** Start of Rows **
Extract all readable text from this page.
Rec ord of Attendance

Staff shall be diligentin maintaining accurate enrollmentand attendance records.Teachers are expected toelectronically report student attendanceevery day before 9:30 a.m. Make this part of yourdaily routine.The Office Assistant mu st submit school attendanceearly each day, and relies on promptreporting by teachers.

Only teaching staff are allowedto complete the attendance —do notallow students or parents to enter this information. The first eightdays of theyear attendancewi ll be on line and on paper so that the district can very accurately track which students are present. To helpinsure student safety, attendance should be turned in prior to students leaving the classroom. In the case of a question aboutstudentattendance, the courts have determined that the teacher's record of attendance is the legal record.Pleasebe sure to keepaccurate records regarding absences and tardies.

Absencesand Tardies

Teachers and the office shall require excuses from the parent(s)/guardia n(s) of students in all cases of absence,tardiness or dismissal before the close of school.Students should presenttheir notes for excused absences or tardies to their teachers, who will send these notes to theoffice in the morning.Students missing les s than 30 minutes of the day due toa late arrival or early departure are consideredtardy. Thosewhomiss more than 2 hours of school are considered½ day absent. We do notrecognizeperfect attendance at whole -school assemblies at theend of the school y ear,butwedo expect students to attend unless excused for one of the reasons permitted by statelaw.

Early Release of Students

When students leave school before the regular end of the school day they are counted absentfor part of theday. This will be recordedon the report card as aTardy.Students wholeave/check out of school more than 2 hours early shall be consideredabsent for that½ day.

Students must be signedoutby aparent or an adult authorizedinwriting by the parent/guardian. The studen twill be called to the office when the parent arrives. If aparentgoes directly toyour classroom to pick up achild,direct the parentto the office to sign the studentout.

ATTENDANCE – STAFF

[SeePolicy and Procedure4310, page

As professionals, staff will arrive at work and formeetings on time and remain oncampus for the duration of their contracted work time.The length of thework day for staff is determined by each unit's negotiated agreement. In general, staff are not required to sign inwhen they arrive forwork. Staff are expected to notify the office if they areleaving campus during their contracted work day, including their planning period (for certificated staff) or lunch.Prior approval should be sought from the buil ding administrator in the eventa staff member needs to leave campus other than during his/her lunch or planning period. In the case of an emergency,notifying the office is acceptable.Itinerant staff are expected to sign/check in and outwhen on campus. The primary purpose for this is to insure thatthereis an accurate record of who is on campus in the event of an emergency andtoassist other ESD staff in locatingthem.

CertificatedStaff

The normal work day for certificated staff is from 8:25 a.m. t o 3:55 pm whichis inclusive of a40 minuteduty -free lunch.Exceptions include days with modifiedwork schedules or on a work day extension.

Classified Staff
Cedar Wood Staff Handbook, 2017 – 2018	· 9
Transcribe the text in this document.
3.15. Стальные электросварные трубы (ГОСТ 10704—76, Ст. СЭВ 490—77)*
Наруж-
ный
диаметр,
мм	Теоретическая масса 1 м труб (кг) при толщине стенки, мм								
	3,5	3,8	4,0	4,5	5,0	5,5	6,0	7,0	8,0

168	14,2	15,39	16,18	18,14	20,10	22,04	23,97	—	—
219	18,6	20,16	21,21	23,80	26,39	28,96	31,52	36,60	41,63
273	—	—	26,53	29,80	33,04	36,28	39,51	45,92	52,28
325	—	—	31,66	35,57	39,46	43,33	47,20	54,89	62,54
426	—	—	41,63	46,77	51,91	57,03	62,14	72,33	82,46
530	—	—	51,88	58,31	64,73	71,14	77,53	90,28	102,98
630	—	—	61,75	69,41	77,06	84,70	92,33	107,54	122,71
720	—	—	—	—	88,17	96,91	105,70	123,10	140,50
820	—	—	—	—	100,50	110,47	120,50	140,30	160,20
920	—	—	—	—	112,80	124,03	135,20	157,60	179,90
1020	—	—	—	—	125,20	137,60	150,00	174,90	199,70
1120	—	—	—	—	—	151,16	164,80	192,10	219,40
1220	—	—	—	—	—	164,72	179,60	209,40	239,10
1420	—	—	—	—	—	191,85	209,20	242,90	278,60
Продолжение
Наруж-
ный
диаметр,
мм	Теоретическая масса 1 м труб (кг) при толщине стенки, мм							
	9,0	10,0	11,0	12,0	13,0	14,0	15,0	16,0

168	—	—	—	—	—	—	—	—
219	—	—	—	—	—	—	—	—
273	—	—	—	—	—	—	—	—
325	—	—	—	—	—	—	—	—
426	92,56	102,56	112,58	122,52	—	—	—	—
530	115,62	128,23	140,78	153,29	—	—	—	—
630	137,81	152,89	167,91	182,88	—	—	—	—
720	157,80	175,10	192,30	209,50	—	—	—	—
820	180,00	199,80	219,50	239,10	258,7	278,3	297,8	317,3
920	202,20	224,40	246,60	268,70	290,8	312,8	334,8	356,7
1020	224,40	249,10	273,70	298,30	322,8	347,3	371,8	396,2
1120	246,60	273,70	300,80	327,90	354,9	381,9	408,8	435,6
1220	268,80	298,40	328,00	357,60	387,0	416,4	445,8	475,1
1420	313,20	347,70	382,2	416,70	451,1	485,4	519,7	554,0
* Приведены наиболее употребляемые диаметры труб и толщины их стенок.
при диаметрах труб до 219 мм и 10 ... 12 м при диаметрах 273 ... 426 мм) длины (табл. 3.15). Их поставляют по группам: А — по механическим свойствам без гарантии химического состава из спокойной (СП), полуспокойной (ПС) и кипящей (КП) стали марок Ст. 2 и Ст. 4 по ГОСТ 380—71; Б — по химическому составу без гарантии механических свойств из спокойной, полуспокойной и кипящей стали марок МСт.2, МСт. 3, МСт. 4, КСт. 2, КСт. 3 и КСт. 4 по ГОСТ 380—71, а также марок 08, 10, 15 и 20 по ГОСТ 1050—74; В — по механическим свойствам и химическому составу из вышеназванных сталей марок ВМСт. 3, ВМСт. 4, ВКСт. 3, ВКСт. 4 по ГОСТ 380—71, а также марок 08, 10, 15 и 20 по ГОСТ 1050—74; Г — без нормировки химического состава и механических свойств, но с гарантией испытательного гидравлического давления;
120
** End of Rows **
▶ [Exercise brief]:
From the preceding material, extract every line exactly.

▶ [Response to the exercise]:
Extract all readable text from this page.
Rec ord of Attendance

Staff shall be diligentin maintaining accurate enrollmentand attendance records.Teachers are expected toelectronically report student attendanceevery day before 9:30 a.m. Make this part of yourdaily routine.The Office Assistant mu st submit school attendanceearly each day, and relies on promptreporting by teachers.

Only teaching staff are allowedto complete the attendance —do notallow students or parents to enter this information. The first eightdays of theyear attendancewi ll be on line and on paper so that the district can very accurately track which students are present. To helpinsure student safety, attendance should be turned in prior to students leaving the classroom. In the case of a question aboutstudentattendance, the courts have determined that the teacher's record of attendance is the legal record.Pleasebe sure to keepaccurate records regarding absences and tardies.

Absencesand Tardies

Teachers and the office shall require excuses from the parent(s)/guardia n(s) of students in all cases of absence,tardiness or dismissal before the close of school.Students should presenttheir notes for excused absences or tardies to their teachers, who will send these notes to theoffice in the morning.Students missing les s than 30 minutes of the day due toa late arrival or early departure are consideredtardy. Thosewhomiss more than 2 hours of school are considered½ day absent. We do notrecognizeperfect attendance at whole -school assemblies at theend of the school y ear,butwedo expect students to attend unless excused for one of the reasons permitted by statelaw.

Early Release of Students

When students leave school before the regular end of the school day they are counted absentfor part of theday. This will be recordedon the report card as aTardy.Students wholeave/check out of school more than 2 hours early shall be consideredabsent for that½ day.

Students must be signedoutby aparent or an adult authorizedinwriting by the parent/guardian. The studen twill be called to the office when the parent arrives. If aparentgoes directly toyour classroom to pick up achild,direct the parentto the office to sign the studentout.

ATTENDANCE – STAFF

[SeePolicy and Procedure4310, page

As professionals, staff will arrive at work and formeetings on time and remain oncampus for the duration of their contracted work time.The length of thework day for staff is determined by each unit's negotiated agreement. In general, staff are not required to sign inwhen they arrive forwork. Staff are expected to notify the office if they areleaving campus during their contracted work day, including their planning period (for certificated staff) or lunch.Prior approval should be sought from the buil ding administrator in the eventa staff member needs to leave campus other than during his/her lunch or planning period. In the case of an emergency,notifying the office is acceptable.Itinerant staff are expected to sign/check in and outwhen on campus. The primary purpose for this is to insure thatthereis an accurate record of who is on campus in the event of an emergency andtoassist other ESD staff in locatingthem.

CertificatedStaff

The normal work day for certificated staff is from 8:25 a.m. t o 3:55 pm whichis inclusive of a40 minuteduty -free lunch.Exceptions include days with modifiedwork schedules or on a work day extension.

Classified Staff
Cedar Wood Staff Handbook, 2017 – 2018	· 9
Transcribe the text in this document.
3.15. Стальные электросварные трубы (ГОСТ 10704—76, Ст. СЭВ 490—77)*
Наруж-
ный
диаметр,
мм	Теоретическая масса 1 м труб (кг) при толщине стенки, мм								
	3,5	3,8	4,0	4,5	5,0	5,5	6,0	7,0	8,0

168	14,2	15,39	16,18	18,14	20,10	22,04	23,97	—	—
219	18,6	20,16	21,21	23,80	26,39	28,96	31,52	36,60	41,63
273	—	—	26,53	29,80	33,04	36,28	39,51	45,92	52,28
325	—	—	31,66	35,57	39,46	43,33	47,20	54,89	62,54
426	—	—	41,63	46,77	51,91	57,03	62,14	72,33	82,46
530	—	—	51,88	58,31	64,73	71,14	77,53	90,28	102,98
630	—	—	61,75	69,41	77,06	84,70	92,33	107,54	122,71
720	—	—	—	—	88,17	96,91	105,70	123,10	140,50
820	—	—	—	—	100,50	110,47	120,50	140,30	160,20
920	—	—	—	—	112,80	124,03	135,20	157,60	179,90
1020	—	—	—	—	125,20	137,60	150,00	174,90	199,70
1120	—	—	—	—	—	151,16	164,80	192,10	219,40
1220	—	—	—	—	—	164,72	179,60	209,40	239,10
1420	—	—	—	—	—	191,85	209,20	242,90	278,60
Продолжение
Наруж-
ный
диаметр,
мм	Теоретическая масса 1 м труб (кг) при толщине стенки, мм							
	9,0	10,0	11,0	12,0	13,0	14,0	15,0	16,0

168	—	—	—	—	—	—	—	—
219	—	—	—	—	—	—	—	—
273	—	—	—	—	—	—	—	—
325	—	—	—	—	—	—	—	—
426	92,56	102,56	112,58	122,52	—	—	—	—
530	115,62	128,23	140,78	153,29	—	—	—	—
630	137,81	152,89	167,91	182,88	—	—	—	—
720	157,80	175,10	192,30	209,50	—	—	—	—
820	180,00	199,80	219,50	239,10	258,7	278,3	297,8	317,3
920	202,20	224,40	246,60	268,70	290,8	312,8	334,8	356,7
1020	224,40	249,10	273,70	298,30	322,8	347,3	371,8	396,2
1120	246,60	273,70	300,80	327,90	354,9	381,9	408,8	435,6
1220	268,80	298,40	328,00	357,60	387,0	416,4	445,8	475,1
1420	313,20	347,70	382,2	416,70	451,1	485,4	519,7	554,0
* Приведены наиболее употребляемые диаметры труб и толщины их стенок.
при диаметрах труб до 219 мм и 10 ... 12 м при диаметрах 273 ... 426 мм) длины (табл. 3.15). Их поставляют по группам: А — по механическим свойствам без гарантии химического состава из спокойной (СП), полуспокойной (ПС) и кипящей (КП) стали марок Ст. 2 и Ст. 4 по ГОСТ 380—71; Б — по химическому составу без гарантии механических свойств из спокойной, полуспокойной и кипящей стали марок МСт.2, МСт. 3, МСт. 4, КСт. 2, КСт. 3 и КСт. 4 по ГОСТ 380—71, а также марок 08, 10, 15 и 20 по ГОСТ 1050—74; В — по механическим свойствам и химическому составу из вышеназванных сталей марок ВМСт. 3, ВМСт. 4, ВКСт. 3, ВКСт. 4 по ГОСТ 380—71, а также марок 08, 10, 15 и 20 по ГОСТ 1050—74; Г — без нормировки химического состава и механических свойств, но с гарантией испытательного гидравлического давления;
120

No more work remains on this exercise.